═════ Data for this task ═════

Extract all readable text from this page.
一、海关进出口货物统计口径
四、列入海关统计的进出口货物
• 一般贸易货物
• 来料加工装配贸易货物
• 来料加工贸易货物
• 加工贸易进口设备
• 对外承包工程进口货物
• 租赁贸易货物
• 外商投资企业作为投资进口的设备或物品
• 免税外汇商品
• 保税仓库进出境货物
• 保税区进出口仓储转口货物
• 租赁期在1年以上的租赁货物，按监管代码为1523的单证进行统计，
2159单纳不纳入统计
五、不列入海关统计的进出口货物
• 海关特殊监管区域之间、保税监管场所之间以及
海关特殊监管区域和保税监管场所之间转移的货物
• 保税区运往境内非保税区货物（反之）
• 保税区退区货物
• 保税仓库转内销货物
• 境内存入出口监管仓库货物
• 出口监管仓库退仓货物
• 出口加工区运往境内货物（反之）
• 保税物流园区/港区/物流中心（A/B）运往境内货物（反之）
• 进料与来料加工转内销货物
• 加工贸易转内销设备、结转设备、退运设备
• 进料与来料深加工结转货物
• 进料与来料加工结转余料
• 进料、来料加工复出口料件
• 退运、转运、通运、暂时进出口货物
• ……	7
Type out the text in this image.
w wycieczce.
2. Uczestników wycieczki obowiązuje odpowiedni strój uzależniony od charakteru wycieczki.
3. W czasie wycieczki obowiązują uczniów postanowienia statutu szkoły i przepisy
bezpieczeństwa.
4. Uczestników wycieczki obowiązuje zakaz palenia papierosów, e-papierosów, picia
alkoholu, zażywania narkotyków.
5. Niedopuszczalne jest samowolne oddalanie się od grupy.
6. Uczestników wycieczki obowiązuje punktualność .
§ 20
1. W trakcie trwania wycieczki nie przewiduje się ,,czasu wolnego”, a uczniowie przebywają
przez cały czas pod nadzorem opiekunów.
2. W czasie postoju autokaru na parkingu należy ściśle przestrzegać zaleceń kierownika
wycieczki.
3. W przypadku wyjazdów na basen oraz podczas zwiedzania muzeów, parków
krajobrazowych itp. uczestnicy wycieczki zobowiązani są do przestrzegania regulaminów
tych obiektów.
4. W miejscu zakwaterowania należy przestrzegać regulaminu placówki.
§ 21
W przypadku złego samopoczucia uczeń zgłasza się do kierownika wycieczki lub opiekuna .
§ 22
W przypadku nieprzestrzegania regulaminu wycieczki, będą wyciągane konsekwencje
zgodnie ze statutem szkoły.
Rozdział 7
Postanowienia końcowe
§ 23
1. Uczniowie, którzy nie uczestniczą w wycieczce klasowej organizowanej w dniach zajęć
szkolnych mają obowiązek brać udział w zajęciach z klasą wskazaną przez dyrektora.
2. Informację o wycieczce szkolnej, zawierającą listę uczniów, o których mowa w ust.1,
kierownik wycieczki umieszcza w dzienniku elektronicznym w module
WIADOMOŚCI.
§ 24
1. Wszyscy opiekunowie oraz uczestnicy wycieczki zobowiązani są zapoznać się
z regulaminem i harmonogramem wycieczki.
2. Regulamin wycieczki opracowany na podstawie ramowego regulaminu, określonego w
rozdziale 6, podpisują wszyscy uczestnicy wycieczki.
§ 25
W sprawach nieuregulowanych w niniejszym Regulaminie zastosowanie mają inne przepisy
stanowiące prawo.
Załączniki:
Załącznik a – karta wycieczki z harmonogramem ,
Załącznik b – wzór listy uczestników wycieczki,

═════

*Problem requirements:*
Look through the data and show every line containing "wycieczce".

*Answer for the task:*
w wycieczce.
1. Uczniowie, którzy nie uczestniczą w wycieczce klasowej organizowanej w dniach zajęć
2. Informację o wycieczce szkolnej, zawierającą listę uczniów, o których mowa w ust.1,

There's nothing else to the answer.